§ Task directions
Reading down the listing below, count the lines where the word "оценке" shows up, then give only that count.

Stored records

══════════

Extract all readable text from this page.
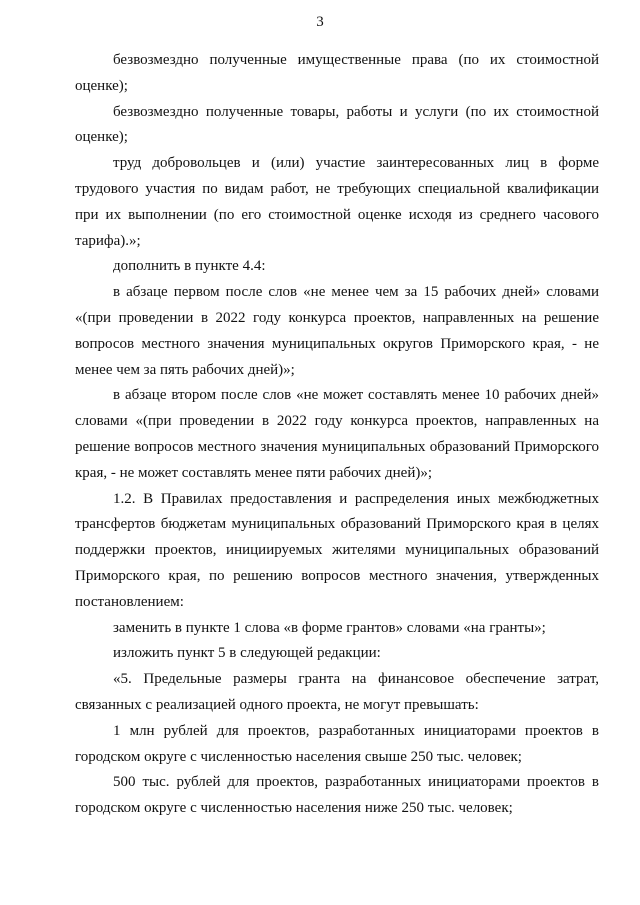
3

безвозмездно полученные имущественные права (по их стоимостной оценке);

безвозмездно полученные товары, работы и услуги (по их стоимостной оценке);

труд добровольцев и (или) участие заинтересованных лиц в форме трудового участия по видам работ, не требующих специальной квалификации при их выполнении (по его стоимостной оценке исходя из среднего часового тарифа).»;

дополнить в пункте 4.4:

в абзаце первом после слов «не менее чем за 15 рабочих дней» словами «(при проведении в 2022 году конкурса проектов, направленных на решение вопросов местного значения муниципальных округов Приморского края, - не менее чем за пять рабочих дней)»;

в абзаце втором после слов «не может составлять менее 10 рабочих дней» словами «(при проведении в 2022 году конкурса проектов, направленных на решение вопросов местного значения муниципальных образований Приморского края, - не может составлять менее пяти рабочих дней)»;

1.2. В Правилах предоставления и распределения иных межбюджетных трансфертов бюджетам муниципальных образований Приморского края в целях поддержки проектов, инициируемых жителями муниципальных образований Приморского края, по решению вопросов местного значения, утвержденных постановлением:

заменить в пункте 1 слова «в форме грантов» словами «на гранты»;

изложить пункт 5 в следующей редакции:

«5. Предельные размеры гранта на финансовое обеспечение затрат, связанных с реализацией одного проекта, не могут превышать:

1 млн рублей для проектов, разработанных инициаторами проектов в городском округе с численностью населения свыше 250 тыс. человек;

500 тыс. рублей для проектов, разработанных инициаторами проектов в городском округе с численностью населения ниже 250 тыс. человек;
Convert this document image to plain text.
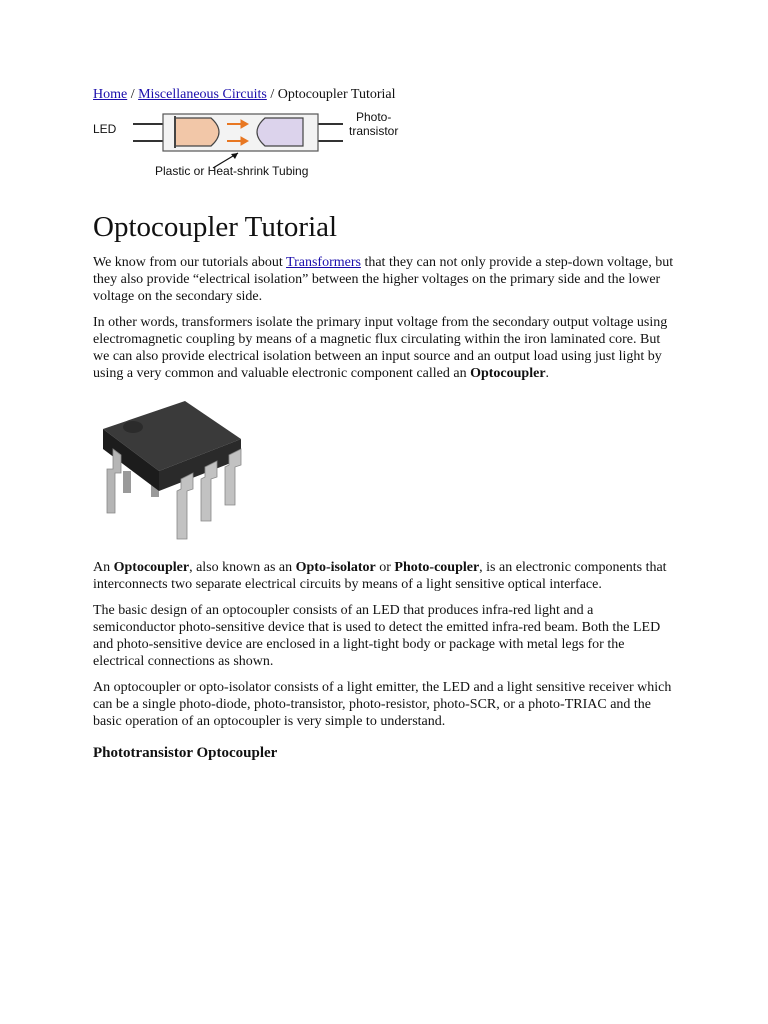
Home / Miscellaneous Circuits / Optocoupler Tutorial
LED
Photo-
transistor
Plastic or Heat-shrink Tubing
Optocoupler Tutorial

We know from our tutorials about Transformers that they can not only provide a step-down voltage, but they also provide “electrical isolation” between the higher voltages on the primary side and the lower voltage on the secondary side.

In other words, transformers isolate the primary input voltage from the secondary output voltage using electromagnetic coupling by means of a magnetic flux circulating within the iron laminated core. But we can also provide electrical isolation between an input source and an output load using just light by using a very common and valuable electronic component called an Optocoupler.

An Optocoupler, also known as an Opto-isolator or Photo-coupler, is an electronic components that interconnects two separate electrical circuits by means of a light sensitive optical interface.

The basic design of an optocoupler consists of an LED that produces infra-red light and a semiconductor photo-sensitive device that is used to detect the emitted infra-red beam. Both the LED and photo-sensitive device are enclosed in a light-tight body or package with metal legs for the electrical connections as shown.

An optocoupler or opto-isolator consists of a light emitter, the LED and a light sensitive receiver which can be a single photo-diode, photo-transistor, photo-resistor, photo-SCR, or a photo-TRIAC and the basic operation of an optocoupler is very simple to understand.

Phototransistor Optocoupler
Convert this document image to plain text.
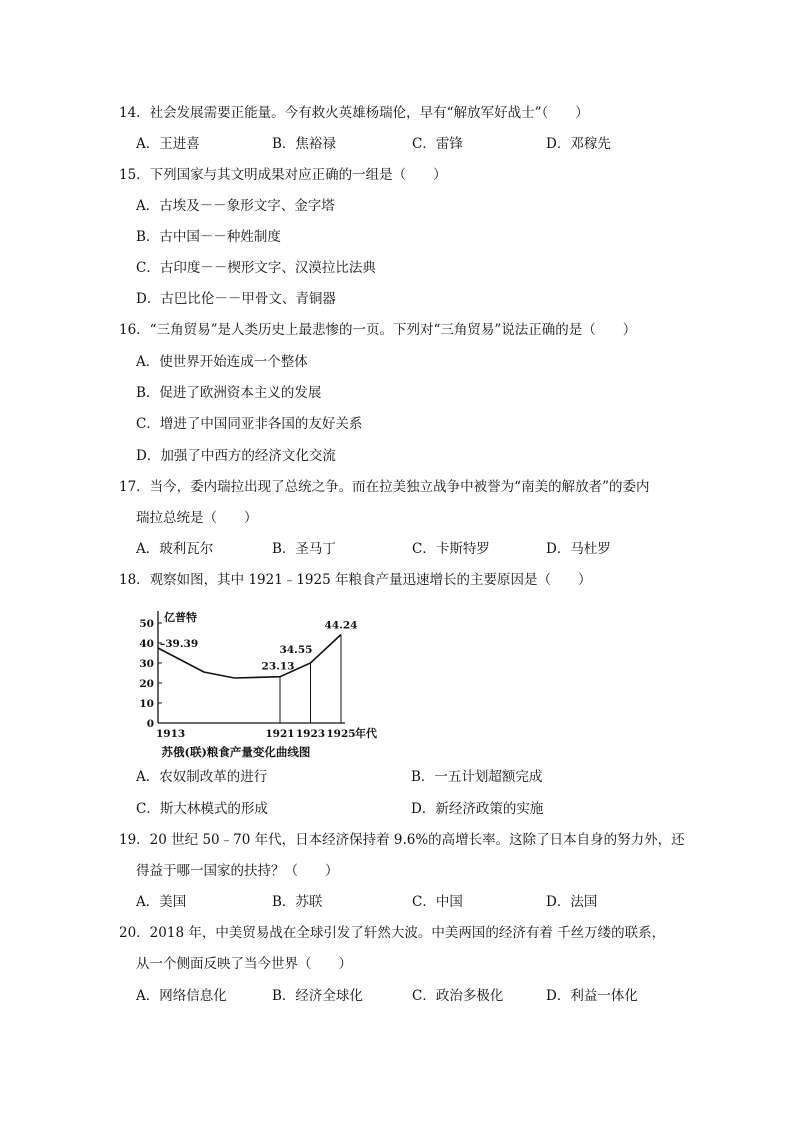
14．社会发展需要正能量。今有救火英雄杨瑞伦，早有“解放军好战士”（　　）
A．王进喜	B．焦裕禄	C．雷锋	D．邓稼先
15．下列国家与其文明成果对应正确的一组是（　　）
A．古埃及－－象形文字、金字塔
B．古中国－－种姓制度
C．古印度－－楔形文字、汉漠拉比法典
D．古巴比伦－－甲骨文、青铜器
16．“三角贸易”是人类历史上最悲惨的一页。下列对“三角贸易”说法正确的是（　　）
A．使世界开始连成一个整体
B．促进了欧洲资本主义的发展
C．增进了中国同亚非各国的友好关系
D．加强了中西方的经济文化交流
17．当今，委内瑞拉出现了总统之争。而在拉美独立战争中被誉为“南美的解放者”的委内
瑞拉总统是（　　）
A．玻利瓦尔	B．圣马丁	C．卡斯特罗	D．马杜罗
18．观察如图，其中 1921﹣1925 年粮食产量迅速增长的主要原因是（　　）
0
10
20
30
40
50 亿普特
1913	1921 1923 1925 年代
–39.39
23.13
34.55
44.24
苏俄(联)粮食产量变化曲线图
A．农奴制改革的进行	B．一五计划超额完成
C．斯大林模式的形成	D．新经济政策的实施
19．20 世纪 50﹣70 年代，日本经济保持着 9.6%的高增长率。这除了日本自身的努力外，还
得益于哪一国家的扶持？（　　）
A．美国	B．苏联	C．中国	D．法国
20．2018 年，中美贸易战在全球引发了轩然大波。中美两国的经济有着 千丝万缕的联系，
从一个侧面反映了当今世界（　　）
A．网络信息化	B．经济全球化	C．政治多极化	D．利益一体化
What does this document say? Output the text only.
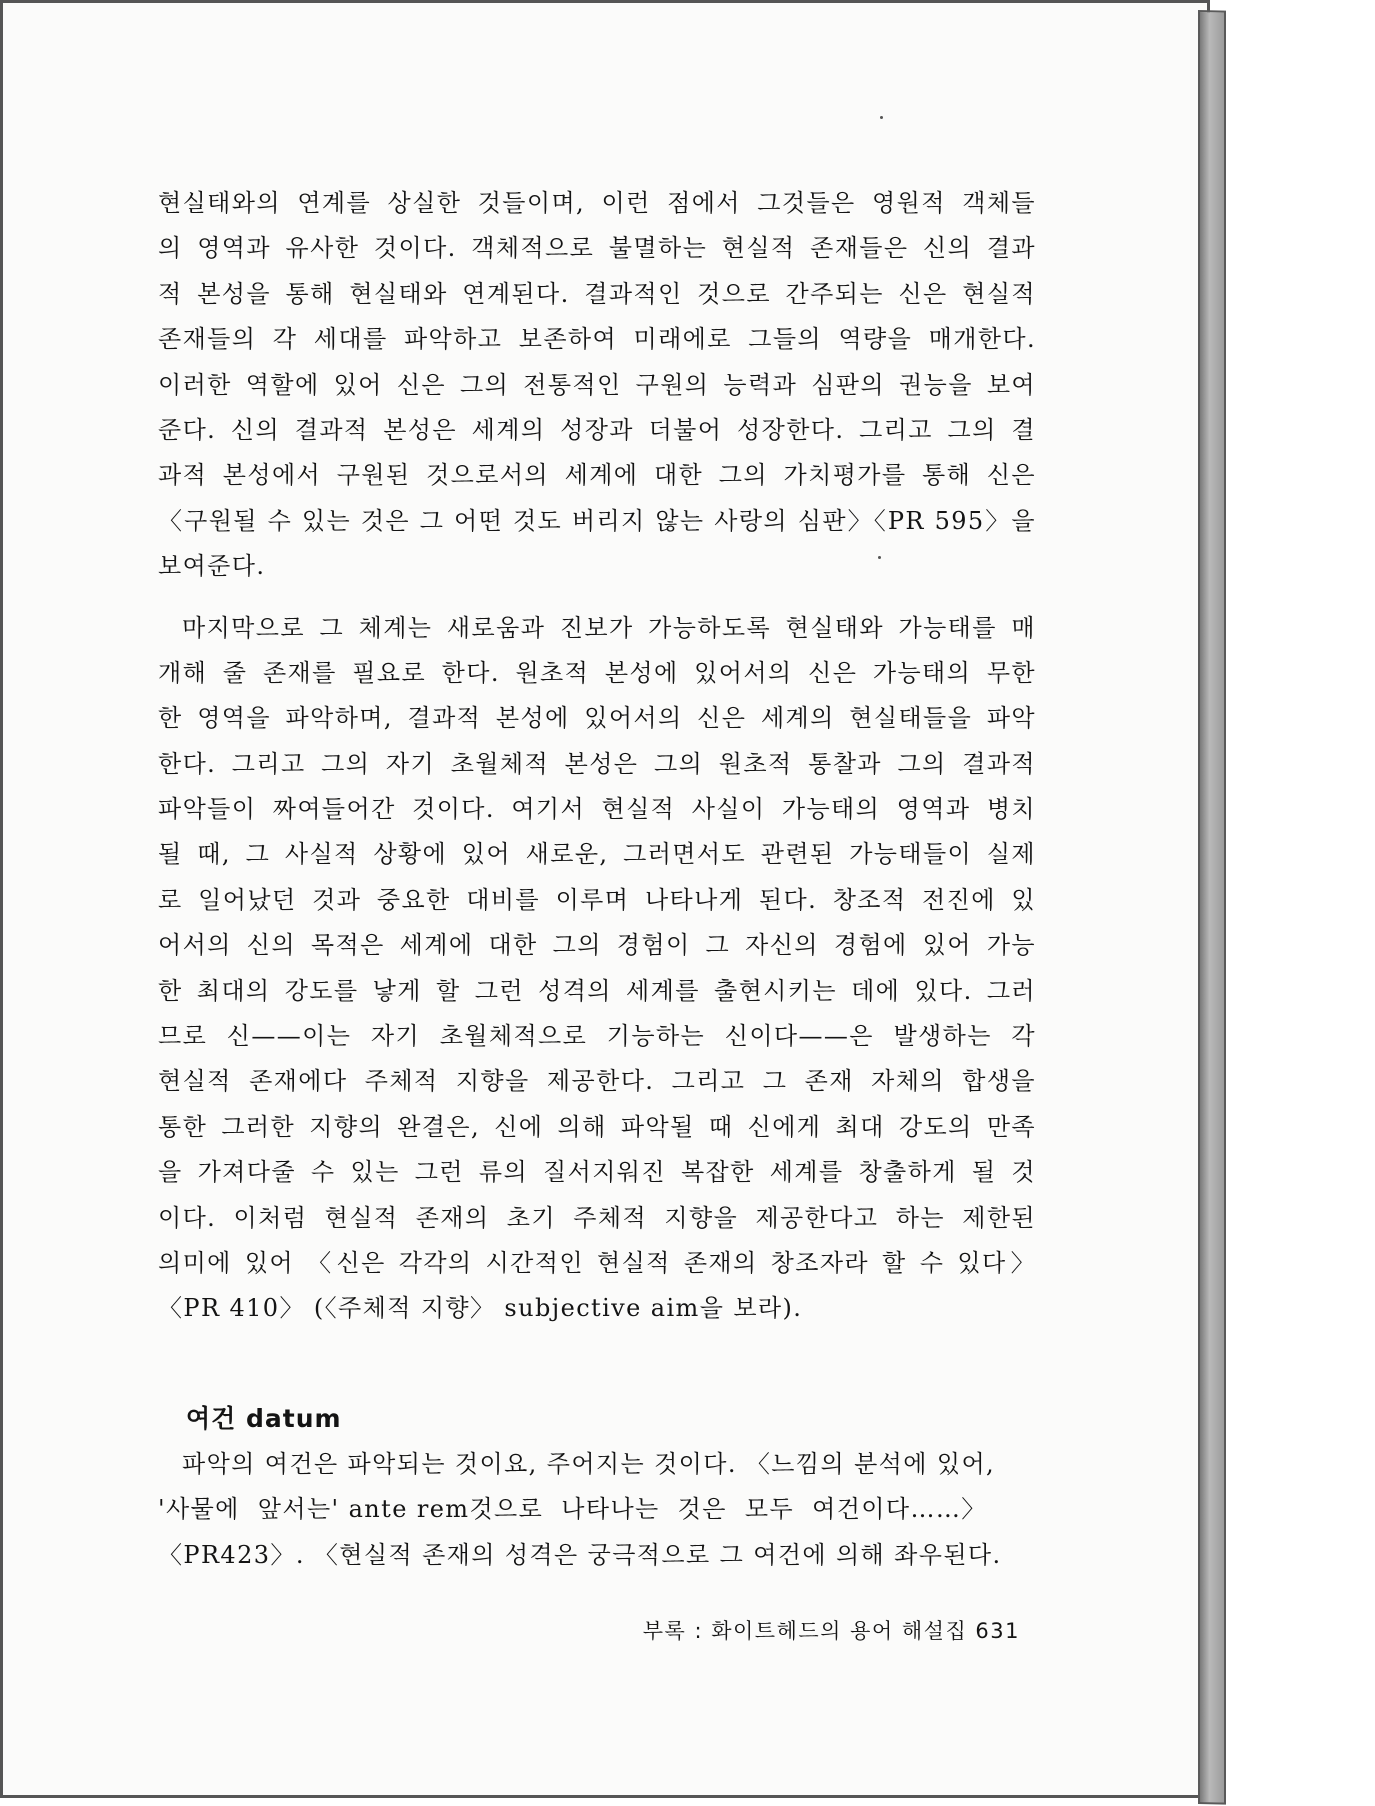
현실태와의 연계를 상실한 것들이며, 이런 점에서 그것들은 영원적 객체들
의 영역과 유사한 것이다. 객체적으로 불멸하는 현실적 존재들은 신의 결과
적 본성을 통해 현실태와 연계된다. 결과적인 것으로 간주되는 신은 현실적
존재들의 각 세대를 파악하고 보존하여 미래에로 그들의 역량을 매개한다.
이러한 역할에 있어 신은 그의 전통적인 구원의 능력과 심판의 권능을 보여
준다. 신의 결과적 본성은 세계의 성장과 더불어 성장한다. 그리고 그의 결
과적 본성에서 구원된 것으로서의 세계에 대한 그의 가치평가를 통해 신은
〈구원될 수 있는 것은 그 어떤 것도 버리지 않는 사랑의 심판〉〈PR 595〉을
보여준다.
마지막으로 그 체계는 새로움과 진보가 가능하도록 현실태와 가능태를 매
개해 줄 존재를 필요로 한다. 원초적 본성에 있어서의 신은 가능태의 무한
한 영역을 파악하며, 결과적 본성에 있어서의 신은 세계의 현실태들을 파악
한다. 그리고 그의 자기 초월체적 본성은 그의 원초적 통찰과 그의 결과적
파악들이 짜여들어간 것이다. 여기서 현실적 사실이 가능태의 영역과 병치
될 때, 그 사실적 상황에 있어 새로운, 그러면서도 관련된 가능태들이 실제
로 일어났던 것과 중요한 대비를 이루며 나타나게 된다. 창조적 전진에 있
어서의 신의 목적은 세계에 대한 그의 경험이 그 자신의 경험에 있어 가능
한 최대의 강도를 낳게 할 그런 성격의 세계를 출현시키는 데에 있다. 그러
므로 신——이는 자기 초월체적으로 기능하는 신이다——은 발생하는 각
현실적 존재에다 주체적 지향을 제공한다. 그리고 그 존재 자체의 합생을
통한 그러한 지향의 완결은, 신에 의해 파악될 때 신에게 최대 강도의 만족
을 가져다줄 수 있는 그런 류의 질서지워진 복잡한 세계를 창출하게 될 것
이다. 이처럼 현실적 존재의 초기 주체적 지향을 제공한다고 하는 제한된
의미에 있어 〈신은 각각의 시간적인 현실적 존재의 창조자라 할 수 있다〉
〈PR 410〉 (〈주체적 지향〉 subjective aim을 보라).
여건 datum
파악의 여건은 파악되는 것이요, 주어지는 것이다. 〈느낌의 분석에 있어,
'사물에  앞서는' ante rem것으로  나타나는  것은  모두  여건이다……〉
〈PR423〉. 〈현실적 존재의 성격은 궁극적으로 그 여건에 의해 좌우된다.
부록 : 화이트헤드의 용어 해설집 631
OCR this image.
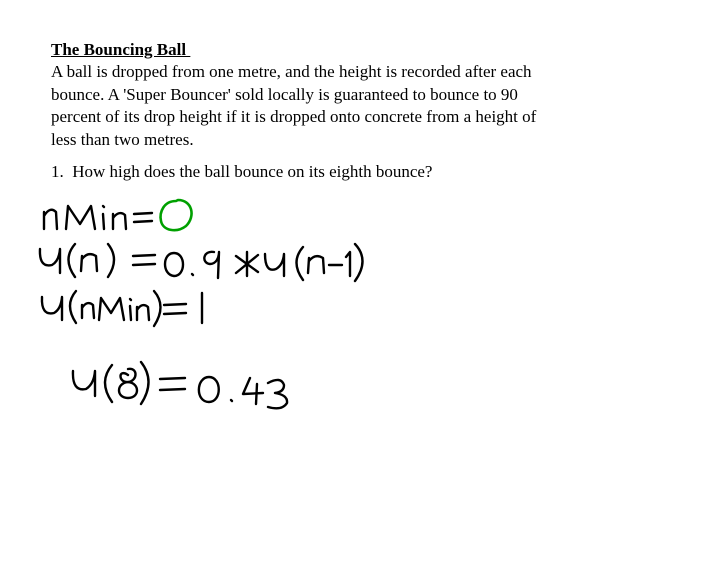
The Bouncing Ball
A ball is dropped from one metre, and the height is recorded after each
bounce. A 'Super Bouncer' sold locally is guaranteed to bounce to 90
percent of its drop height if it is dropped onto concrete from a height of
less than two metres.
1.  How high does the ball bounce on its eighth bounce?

══════════

§ Written solution
3